===== Records provided

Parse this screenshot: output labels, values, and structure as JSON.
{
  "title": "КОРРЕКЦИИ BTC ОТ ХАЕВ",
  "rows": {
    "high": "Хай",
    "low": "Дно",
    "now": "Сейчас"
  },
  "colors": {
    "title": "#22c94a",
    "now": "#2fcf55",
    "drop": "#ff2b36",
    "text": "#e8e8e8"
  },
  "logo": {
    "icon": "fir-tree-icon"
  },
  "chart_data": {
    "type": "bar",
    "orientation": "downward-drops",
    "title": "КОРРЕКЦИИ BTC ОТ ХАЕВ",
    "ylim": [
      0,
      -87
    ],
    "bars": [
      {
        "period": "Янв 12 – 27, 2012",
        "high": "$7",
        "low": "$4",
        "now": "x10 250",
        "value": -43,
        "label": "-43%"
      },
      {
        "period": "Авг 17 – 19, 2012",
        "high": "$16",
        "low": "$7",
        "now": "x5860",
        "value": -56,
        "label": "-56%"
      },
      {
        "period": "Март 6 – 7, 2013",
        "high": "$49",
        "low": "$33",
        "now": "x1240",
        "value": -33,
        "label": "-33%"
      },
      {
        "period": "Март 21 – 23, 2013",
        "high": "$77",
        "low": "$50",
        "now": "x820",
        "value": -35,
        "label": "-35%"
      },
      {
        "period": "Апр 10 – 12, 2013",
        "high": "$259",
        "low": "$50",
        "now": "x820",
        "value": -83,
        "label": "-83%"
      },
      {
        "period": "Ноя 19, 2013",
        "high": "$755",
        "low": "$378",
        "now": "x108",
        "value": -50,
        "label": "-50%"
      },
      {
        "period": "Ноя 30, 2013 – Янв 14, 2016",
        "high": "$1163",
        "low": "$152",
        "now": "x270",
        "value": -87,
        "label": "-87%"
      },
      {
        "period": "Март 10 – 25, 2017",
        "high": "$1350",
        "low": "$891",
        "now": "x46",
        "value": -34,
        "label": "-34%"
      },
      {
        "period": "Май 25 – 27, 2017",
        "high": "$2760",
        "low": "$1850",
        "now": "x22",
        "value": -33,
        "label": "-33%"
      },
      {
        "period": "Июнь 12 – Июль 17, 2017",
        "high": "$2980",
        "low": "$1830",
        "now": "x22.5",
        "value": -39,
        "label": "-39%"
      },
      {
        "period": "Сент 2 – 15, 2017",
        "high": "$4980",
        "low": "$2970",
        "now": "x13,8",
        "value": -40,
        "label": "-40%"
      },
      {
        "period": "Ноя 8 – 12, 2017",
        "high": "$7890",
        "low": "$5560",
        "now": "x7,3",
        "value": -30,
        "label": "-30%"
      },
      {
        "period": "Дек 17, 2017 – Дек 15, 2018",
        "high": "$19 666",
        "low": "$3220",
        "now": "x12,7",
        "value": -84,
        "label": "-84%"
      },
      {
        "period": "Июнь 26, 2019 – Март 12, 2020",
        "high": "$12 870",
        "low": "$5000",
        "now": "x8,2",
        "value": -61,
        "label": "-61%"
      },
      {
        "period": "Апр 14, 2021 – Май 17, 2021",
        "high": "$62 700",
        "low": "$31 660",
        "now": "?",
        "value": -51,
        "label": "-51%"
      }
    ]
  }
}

==========

- [Task] Give the records above again, word for word.

- [Expected answer]
Parse this screenshot: output labels, values, and structure as JSON.
{
  "title": "КОРРЕКЦИИ BTC ОТ ХАЕВ",
  "rows": {
    "high": "Хай",
    "low": "Дно",
    "now": "Сейчас"
  },
  "colors": {
    "title": "#22c94a",
    "now": "#2fcf55",
    "drop": "#ff2b36",
    "text": "#e8e8e8"
  },
  "logo": {
    "icon": "fir-tree-icon"
  },
  "chart_data": {
    "type": "bar",
    "orientation": "downward-drops",
    "title": "КОРРЕКЦИИ BTC ОТ ХАЕВ",
    "ylim": [
      0,
      -87
    ],
    "bars": [
      {
        "period": "Янв 12 – 27, 2012",
        "high": "$7",
        "low": "$4",
        "now": "x10 250",
        "value": -43,
        "label": "-43%"
      },
      {
        "period": "Авг 17 – 19, 2012",
        "high": "$16",
        "low": "$7",
        "now": "x5860",
        "value": -56,
        "label": "-56%"
      },
      {
        "period": "Март 6 – 7, 2013",
        "high": "$49",
        "low": "$33",
        "now": "x1240",
        "value": -33,
        "label": "-33%"
      },
      {
        "period": "Март 21 – 23, 2013",
        "high": "$77",
        "low": "$50",
        "now": "x820",
        "value": -35,
        "label": "-35%"
      },
      {
        "period": "Апр 10 – 12, 2013",
        "high": "$259",
        "low": "$50",
        "now": "x820",
        "value": -83,
        "label": "-83%"
      },
      {
        "period": "Ноя 19, 2013",
        "high": "$755",
        "low": "$378",
        "now": "x108",
        "value": -50,
        "label": "-50%"
      },
      {
        "period": "Ноя 30, 2013 – Янв 14, 2016",
        "high": "$1163",
        "low": "$152",
        "now": "x270",
        "value": -87,
        "label": "-87%"
      },
      {
        "period": "Март 10 – 25, 2017",
        "high": "$1350",
        "low": "$891",
        "now": "x46",
        "value": -34,
        "label": "-34%"
      },
      {
        "period": "Май 25 – 27, 2017",
        "high": "$2760",
        "low": "$1850",
        "now": "x22",
        "value": -33,
        "label": "-33%"
      },
      {
        "period": "Июнь 12 – Июль 17, 2017",
        "high": "$2980",
        "low": "$1830",
        "now": "x22.5",
        "value": -39,
        "label": "-39%"
      },
      {
        "period": "Сент 2 – 15, 2017",
        "high": "$4980",
        "low": "$2970",
        "now": "x13,8",
        "value": -40,
        "label": "-40%"
      },
      {
        "period": "Ноя 8 – 12, 2017",
        "high": "$7890",
        "low": "$5560",
        "now": "x7,3",
        "value": -30,
        "label": "-30%"
      },
      {
        "period": "Дек 17, 2017 – Дек 15, 2018",
        "high": "$19 666",
        "low": "$3220",
        "now": "x12,7",
        "value": -84,
        "label": "-84%"
      },
      {
        "period": "Июнь 26, 2019 – Март 12, 2020",
        "high": "$12 870",
        "low": "$5000",
        "now": "x8,2",
        "value": -61,
        "label": "-61%"
      },
      {
        "period": "Апр 14, 2021 – Май 17, 2021",
        "high": "$62 700",
        "low": "$31 660",
        "now": "?",
        "value": -51,
        "label": "-51%"
      }
    ]
  }
}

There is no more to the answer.